● Stated goal: Would you transcribe the listing that follows, character for character, and omit its images?

● Dataset excerpts:
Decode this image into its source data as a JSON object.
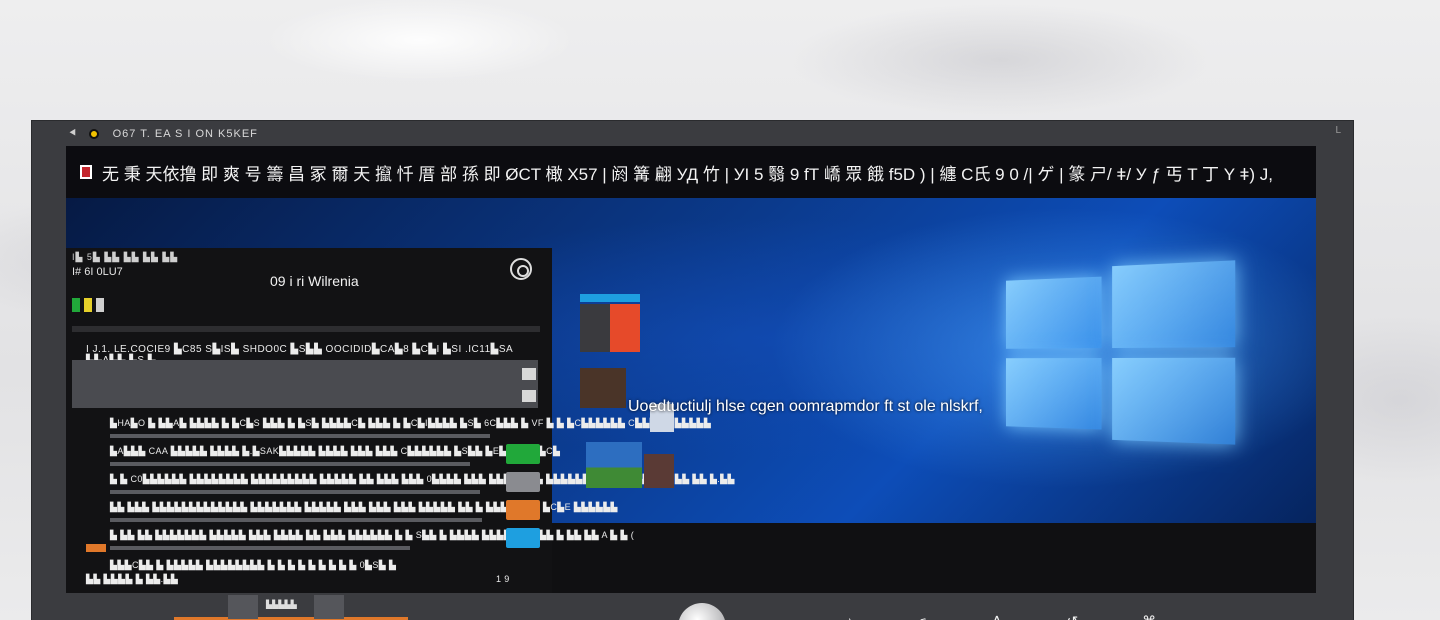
{
  "window": {
    "title": "O67 T. EA S I ON K5KEF",
    "headline": "无 秉 天依撸 即   爽 号 籌 昌    冢 爾 天 攛 忏 厝 部 孫 即    ØCT   橄 X57   |  阏 篝  翩 УД 竹   | УI 5 翳 9 fT 嶠 眾  餓 f5D )   | 纏 С氏 9 0 /|  ゲ   | 篆 ㄕ/ ǂ/ У ƒ 丐 T 丁 Y ǂ) J,"
  },
  "panel": {
    "meta_line": "I▙ 5▙ ▙▙ ▙▙ ▙▙ ▙▙",
    "subtitle": "I# 6I 0LU7",
    "title": "09 i ri Wilrenia",
    "header_row": "I J.1. LE.COCIE9 ▙C85 S▙IS▙ SHDO0C ▙S▙▙ OOCIDID▙CA▙8 ▙C▙I ▙SI .IC11▙SA ▙▙A▙▙  ▙S ▙",
    "rows": [
      {
        "text": "▙HA▙O ▙ ▙▙A▙ ▙▙▙▙ ▙ ▙C▙S ▙▙▙ ▙ ▙S▙ ▙▙▙▙C▙ ▙▙▙ ▙ ▙C▙I▙▙▙▙ ▙S▙ 6C▙▙▙ ▙ VF ▙ ▙ ▙C▙▙▙▙▙▙ C▙▙▙▙▙ ▙▙▙▙▙"
      },
      {
        "text": "▙A▙▙▙ CAA ▙▙▙▙▙ ▙▙▙▙ ▙.▙SAK▙▙▙▙▙ ▙▙▙▙ ▙▙▙ ▙▙▙ C▙▙▙▙▙▙ ▙S▙▙ ▙E▙ ▙▙▙▙▙C▙"
      },
      {
        "text": "▙ ▙ C0▙▙▙▙▙▙ ▙▙▙▙▙▙▙▙ ▙▙▙▙▙▙▙▙▙ ▙▙▙▙▙ ▙▙ ▙▙▙ ▙▙▙ 0▙▙▙▙ ▙▙▙ ▙▙▙▙▙▙ ▙ ▙▙▙▙▙▙▙▙ ▙ ▙ ▙▙▙▙▙▙ ▙▙ ▙▙ ▙.▙▙"
      },
      {
        "text": "▙▙ ▙▙▙ ▙▙▙▙▙▙▙▙▙▙▙▙▙ ▙▙▙▙▙▙▙ ▙▙▙▙▙ ▙▙▙ ▙▙▙ ▙▙▙ ▙▙▙▙▙ ▙▙ ▙ ▙▙▙▙ ▙▙▙ ▙C▙E ▙▙▙▙▙▙"
      },
      {
        "text": "▙ ▙▙ ▙▙ ▙▙▙▙▙▙▙ ▙▙▙▙▙ ▙▙▙ ▙▙▙▙ ▙▙ ▙▙▙ ▙▙▙▙▙▙ ▙ ▙ S▙▙ ▙ ▙▙▙▙ ▙▙▙▙ ▙ ▙▙▙▙ ▙ ▙▙ ▙▙ A ▙ ▙ ("
      },
      {
        "text": "▙▙▙C▙▙ ▙ ▙▙▙▙▙ ▙▙▙▙▙▙▙▙ ▙ ▙ ▙ ▙ ▙ ▙ ▙ ▙ ▙ 0▙S▙ ▙"
      }
    ],
    "footer_left": "▙▙ ▙▙▙▙ ▙ ▙▙.▙▙",
    "footer_right": "1  9"
  },
  "overlay": {
    "caption": "Uoedtuctiulj hlse cgen oomrapmdor ft st ole nlskrf,"
  },
  "dock": {
    "label": "▙▙▙▙▙"
  },
  "colors": {
    "accent_orange": "#e0782a",
    "accent_green": "#21a83a",
    "accent_blue": "#1e9fe0",
    "win_blue": "#0d4db8"
  }
}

● Solution for this problem:
Decode this image into its source data as a JSON object.
{
  "window": {
    "title": "O67 T. EA S I ON K5KEF",
    "headline": "无 秉 天依撸 即   爽 号 籌 昌    冢 爾 天 攛 忏 厝 部 孫 即    ØCT   橄 X57   |  阏 篝  翩 УД 竹   | УI 5 翳 9 fT 嶠 眾  餓 f5D )   | 纏 С氏 9 0 /|  ゲ   | 篆 ㄕ/ ǂ/ У ƒ 丐 T 丁 Y ǂ) J,"
  },
  "panel": {
    "meta_line": "I▙ 5▙ ▙▙ ▙▙ ▙▙ ▙▙",
    "subtitle": "I# 6I 0LU7",
    "title": "09 i ri Wilrenia",
    "header_row": "I J.1. LE.COCIE9 ▙C85 S▙IS▙ SHDO0C ▙S▙▙ OOCIDID▙CA▙8 ▙C▙I ▙SI .IC11▙SA ▙▙A▙▙  ▙S ▙",
    "rows": [
      {
        "text": "▙HA▙O ▙ ▙▙A▙ ▙▙▙▙ ▙ ▙C▙S ▙▙▙ ▙ ▙S▙ ▙▙▙▙C▙ ▙▙▙ ▙ ▙C▙I▙▙▙▙ ▙S▙ 6C▙▙▙ ▙ VF ▙ ▙ ▙C▙▙▙▙▙▙ C▙▙▙▙▙ ▙▙▙▙▙"
      },
      {
        "text": "▙A▙▙▙ CAA ▙▙▙▙▙ ▙▙▙▙ ▙.▙SAK▙▙▙▙▙ ▙▙▙▙ ▙▙▙ ▙▙▙ C▙▙▙▙▙▙ ▙S▙▙ ▙E▙ ▙▙▙▙▙C▙"
      },
      {
        "text": "▙ ▙ C0▙▙▙▙▙▙ ▙▙▙▙▙▙▙▙ ▙▙▙▙▙▙▙▙▙ ▙▙▙▙▙ ▙▙ ▙▙▙ ▙▙▙ 0▙▙▙▙ ▙▙▙ ▙▙▙▙▙▙ ▙ ▙▙▙▙▙▙▙▙ ▙ ▙ ▙▙▙▙▙▙ ▙▙ ▙▙ ▙.▙▙"
      },
      {
        "text": "▙▙ ▙▙▙ ▙▙▙▙▙▙▙▙▙▙▙▙▙ ▙▙▙▙▙▙▙ ▙▙▙▙▙ ▙▙▙ ▙▙▙ ▙▙▙ ▙▙▙▙▙ ▙▙ ▙ ▙▙▙▙ ▙▙▙ ▙C▙E ▙▙▙▙▙▙"
      },
      {
        "text": "▙ ▙▙ ▙▙ ▙▙▙▙▙▙▙ ▙▙▙▙▙ ▙▙▙ ▙▙▙▙ ▙▙ ▙▙▙ ▙▙▙▙▙▙ ▙ ▙ S▙▙ ▙ ▙▙▙▙ ▙▙▙▙ ▙ ▙▙▙▙ ▙ ▙▙ ▙▙ A ▙ ▙ ("
      },
      {
        "text": "▙▙▙C▙▙ ▙ ▙▙▙▙▙ ▙▙▙▙▙▙▙▙ ▙ ▙ ▙ ▙ ▙ ▙ ▙ ▙ ▙ 0▙S▙ ▙"
      }
    ],
    "footer_left": "▙▙ ▙▙▙▙ ▙ ▙▙.▙▙",
    "footer_right": "1  9"
  },
  "overlay": {
    "caption": "Uoedtuctiulj hlse cgen oomrapmdor ft st ole nlskrf,"
  },
  "dock": {
    "label": "▙▙▙▙▙"
  },
  "colors": {
    "accent_orange": "#e0782a",
    "accent_green": "#21a83a",
    "accent_blue": "#1e9fe0",
    "win_blue": "#0d4db8"
  }
}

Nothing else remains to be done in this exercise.